# Exercise task:
Copy out all lines with the word "fearful" in them.
☆ ☆ ☆ ☆ ☆
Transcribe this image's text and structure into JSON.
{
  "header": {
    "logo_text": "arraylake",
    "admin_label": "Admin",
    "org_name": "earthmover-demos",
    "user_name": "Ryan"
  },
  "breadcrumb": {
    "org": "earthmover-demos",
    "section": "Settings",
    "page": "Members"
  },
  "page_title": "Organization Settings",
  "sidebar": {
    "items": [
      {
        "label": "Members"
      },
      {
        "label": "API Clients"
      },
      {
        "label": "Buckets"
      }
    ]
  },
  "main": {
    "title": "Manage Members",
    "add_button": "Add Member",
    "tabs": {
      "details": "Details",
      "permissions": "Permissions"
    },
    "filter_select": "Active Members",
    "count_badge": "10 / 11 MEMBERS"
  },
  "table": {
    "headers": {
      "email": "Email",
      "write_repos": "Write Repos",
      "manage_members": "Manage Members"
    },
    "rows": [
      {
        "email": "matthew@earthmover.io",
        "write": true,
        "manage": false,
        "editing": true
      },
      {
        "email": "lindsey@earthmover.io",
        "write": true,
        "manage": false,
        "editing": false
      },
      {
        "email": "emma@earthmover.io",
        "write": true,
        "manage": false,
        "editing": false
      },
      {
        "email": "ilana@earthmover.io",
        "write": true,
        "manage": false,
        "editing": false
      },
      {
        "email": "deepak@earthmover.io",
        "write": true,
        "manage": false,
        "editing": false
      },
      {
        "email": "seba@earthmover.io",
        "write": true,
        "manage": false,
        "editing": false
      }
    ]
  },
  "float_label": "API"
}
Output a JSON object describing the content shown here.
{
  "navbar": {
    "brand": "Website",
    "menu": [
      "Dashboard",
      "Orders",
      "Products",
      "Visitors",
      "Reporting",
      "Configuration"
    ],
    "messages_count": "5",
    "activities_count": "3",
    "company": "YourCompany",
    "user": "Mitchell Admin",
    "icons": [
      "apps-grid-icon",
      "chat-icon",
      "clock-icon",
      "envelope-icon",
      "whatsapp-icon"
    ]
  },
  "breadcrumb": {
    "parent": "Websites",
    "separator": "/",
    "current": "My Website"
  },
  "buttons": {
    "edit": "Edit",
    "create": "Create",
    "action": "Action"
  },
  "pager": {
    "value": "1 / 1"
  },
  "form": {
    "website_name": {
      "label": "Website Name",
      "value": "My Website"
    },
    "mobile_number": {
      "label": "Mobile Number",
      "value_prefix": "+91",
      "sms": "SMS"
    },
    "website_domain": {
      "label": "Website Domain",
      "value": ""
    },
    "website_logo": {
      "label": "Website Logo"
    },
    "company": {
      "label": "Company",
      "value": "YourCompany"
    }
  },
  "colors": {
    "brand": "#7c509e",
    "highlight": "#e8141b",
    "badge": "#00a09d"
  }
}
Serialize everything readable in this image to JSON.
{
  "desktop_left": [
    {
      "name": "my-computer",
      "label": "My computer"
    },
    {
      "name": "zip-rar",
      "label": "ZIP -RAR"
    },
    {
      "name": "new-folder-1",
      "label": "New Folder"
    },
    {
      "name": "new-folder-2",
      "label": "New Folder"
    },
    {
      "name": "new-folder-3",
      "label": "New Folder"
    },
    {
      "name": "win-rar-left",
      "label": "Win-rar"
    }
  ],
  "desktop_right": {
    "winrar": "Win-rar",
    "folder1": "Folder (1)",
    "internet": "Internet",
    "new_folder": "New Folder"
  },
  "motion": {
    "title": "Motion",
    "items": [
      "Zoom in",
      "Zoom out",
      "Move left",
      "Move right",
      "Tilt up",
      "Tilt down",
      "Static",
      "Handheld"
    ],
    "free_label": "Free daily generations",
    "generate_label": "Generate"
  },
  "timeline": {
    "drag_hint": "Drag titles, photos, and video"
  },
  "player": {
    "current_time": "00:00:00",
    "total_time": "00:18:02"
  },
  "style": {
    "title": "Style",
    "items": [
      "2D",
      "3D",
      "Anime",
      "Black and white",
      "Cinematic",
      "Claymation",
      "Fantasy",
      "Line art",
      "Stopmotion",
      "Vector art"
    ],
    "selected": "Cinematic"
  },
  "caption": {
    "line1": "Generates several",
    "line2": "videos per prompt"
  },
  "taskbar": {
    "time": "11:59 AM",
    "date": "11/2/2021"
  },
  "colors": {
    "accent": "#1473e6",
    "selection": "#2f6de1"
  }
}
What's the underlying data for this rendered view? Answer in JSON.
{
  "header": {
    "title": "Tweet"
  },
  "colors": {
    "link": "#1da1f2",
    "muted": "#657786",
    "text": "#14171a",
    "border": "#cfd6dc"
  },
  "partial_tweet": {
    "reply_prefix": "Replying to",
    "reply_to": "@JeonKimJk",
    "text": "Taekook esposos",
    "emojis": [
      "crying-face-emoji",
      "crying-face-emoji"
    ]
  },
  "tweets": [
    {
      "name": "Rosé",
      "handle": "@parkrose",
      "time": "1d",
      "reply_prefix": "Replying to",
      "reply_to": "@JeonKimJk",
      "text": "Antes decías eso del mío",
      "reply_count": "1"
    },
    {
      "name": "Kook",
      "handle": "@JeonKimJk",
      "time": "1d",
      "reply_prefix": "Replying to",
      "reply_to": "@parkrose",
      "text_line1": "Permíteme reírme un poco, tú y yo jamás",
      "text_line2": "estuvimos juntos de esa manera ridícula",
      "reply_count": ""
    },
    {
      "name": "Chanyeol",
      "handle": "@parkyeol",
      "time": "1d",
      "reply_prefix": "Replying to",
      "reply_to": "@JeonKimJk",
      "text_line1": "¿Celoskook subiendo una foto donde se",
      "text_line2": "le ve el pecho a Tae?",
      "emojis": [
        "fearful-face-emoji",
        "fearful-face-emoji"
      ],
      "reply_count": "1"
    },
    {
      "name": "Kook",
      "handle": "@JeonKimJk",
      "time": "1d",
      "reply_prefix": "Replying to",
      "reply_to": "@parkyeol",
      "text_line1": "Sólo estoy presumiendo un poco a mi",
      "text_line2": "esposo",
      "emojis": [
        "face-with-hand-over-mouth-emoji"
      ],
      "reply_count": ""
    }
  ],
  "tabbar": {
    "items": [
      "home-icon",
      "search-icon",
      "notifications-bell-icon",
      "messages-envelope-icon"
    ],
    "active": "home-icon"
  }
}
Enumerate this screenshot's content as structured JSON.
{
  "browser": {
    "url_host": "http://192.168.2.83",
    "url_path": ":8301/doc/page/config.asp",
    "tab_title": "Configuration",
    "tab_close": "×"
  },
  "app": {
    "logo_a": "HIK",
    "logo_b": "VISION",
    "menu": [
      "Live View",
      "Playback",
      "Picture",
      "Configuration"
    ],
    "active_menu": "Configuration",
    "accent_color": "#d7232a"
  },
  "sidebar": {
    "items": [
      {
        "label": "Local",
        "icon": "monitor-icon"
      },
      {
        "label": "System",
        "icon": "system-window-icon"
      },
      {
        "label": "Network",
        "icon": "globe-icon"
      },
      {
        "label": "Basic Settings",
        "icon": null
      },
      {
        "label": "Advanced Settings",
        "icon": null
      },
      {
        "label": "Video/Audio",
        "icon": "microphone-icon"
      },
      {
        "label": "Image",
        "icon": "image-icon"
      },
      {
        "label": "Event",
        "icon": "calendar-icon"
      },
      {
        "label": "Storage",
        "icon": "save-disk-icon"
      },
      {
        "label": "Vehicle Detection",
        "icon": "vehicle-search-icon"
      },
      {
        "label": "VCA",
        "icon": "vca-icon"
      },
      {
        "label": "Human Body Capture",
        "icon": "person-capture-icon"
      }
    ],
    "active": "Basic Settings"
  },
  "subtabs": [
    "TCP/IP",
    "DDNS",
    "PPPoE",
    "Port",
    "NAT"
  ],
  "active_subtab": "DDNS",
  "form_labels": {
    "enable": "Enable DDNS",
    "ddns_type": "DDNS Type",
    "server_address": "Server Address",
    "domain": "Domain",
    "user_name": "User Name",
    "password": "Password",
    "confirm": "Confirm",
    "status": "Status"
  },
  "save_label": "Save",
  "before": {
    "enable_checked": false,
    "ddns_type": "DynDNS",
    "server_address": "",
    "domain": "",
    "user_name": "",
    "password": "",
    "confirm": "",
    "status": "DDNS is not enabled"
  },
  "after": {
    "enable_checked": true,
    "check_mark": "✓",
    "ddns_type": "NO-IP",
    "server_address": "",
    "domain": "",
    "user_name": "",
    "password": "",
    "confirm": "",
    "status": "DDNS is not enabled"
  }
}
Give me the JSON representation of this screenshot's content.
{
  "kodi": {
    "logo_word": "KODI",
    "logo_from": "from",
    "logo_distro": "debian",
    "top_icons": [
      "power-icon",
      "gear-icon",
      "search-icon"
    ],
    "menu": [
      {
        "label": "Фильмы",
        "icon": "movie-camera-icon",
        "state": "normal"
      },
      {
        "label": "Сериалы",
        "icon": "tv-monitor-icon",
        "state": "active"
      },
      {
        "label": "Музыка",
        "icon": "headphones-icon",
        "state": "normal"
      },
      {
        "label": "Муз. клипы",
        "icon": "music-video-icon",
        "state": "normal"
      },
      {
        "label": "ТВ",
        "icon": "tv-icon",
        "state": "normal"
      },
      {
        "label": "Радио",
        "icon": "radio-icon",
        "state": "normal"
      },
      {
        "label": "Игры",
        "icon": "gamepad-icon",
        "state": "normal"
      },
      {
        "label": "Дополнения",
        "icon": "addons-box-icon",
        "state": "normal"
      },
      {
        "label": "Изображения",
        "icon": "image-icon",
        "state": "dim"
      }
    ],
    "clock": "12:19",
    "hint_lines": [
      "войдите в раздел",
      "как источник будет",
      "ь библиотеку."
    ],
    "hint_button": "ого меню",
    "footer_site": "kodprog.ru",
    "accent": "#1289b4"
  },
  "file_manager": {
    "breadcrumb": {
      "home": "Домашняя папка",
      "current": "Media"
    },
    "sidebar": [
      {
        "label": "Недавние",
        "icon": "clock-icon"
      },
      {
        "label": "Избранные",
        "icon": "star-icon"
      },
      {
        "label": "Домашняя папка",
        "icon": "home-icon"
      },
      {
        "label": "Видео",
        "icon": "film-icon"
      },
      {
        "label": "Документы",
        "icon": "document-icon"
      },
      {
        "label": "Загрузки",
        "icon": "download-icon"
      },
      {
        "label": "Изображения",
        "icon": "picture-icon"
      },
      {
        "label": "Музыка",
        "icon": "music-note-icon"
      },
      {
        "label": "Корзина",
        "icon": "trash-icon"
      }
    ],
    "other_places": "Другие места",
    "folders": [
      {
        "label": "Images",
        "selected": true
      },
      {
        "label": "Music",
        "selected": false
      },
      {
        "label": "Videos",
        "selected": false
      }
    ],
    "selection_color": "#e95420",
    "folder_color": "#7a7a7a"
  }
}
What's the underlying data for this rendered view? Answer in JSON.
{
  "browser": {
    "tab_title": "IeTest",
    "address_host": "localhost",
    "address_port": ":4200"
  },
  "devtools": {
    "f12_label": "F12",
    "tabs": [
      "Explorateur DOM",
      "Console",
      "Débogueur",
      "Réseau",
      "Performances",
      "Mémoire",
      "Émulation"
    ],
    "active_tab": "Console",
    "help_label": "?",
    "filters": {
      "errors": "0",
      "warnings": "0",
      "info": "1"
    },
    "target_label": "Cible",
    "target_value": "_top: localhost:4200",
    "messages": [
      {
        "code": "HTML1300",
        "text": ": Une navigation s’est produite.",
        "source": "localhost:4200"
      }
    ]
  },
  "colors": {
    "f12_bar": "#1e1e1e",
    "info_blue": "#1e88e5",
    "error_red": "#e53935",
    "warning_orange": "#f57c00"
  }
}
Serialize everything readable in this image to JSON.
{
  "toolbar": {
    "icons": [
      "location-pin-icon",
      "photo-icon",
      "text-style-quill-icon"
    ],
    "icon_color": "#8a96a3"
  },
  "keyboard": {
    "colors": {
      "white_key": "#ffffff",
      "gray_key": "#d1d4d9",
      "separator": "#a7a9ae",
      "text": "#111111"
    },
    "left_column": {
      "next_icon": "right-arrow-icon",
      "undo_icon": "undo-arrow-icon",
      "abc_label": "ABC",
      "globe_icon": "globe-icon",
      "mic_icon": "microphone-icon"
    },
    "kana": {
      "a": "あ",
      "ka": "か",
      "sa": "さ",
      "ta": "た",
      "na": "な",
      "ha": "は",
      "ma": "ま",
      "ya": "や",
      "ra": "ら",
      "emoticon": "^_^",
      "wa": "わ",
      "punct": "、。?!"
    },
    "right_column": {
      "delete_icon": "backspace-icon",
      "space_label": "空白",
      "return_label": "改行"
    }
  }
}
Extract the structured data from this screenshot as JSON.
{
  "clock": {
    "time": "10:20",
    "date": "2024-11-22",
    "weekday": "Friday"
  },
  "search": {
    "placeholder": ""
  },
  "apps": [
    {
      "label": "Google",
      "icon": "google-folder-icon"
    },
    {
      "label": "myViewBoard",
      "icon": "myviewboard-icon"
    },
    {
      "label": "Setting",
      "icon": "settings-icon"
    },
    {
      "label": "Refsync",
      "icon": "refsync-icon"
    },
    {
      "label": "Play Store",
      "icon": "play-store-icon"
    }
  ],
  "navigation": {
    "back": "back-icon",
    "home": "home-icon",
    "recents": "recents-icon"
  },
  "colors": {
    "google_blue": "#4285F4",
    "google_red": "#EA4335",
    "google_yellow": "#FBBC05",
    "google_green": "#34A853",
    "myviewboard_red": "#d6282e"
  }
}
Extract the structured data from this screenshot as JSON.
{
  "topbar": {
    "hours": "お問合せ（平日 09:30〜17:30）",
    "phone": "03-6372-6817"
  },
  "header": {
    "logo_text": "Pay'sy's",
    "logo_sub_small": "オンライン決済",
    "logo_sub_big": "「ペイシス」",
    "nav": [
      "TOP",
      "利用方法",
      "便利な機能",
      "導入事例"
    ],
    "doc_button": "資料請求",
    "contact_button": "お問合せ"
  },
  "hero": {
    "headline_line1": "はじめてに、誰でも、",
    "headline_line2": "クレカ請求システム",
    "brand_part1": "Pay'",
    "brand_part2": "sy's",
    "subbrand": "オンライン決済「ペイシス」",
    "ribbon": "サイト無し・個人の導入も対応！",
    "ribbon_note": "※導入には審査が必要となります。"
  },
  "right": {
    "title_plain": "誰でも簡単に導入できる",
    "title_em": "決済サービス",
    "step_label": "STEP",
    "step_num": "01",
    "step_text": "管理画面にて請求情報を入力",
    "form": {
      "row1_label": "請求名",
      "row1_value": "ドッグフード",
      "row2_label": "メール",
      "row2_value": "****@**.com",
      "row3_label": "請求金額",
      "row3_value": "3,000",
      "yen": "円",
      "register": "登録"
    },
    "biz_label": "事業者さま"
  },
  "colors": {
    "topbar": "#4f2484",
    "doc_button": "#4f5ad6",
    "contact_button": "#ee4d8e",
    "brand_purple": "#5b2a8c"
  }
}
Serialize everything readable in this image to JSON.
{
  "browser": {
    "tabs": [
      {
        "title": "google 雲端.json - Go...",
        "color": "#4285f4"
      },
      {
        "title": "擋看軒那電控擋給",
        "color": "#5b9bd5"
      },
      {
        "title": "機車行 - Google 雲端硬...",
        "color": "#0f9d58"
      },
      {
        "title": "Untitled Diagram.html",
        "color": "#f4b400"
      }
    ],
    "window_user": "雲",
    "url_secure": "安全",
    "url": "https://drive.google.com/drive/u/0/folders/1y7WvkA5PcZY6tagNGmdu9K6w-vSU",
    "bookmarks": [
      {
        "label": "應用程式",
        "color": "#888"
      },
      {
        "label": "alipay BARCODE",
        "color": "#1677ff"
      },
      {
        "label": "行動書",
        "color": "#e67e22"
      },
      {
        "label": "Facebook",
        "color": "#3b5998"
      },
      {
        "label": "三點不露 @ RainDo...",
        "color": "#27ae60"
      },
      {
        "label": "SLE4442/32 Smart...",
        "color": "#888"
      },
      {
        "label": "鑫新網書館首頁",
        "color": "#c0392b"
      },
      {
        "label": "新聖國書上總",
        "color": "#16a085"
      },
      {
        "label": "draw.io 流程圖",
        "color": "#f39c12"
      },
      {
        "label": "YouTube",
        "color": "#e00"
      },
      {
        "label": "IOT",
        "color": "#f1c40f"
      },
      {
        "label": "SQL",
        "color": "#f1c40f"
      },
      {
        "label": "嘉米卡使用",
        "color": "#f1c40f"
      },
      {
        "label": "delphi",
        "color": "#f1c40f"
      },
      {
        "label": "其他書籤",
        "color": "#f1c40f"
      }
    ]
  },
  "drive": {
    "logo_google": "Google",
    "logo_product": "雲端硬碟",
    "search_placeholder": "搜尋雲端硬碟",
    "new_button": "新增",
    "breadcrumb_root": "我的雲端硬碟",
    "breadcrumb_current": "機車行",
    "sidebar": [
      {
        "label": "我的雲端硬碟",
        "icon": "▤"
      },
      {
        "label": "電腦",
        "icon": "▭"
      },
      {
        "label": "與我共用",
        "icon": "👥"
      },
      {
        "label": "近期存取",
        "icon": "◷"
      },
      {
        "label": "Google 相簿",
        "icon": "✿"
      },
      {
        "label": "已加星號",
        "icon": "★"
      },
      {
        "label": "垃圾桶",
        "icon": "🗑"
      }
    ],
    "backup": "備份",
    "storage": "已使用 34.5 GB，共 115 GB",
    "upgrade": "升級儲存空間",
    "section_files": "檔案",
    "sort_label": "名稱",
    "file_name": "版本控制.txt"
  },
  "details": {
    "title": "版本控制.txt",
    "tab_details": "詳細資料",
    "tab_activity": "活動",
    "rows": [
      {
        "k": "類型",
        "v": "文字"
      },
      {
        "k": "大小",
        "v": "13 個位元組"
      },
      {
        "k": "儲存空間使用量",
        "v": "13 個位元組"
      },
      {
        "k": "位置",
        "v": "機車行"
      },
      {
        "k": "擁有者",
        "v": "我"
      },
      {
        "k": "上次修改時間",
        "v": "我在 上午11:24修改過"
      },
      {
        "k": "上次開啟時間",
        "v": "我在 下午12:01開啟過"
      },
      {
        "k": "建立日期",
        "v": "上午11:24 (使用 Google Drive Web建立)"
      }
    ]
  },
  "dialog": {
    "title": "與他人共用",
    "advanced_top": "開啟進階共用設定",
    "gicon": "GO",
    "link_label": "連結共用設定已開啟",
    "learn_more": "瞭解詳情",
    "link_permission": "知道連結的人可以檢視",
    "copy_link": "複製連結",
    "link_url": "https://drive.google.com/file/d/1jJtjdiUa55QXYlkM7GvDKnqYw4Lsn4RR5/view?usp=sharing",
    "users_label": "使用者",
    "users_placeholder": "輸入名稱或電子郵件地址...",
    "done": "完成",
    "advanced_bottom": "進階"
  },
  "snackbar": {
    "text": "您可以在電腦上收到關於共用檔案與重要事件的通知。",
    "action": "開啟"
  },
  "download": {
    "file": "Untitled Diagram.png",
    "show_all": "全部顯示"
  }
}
☆ ☆ ☆ ☆ ☆
# Complete response:
        "fearful-face-emoji",
        "fearful-face-emoji"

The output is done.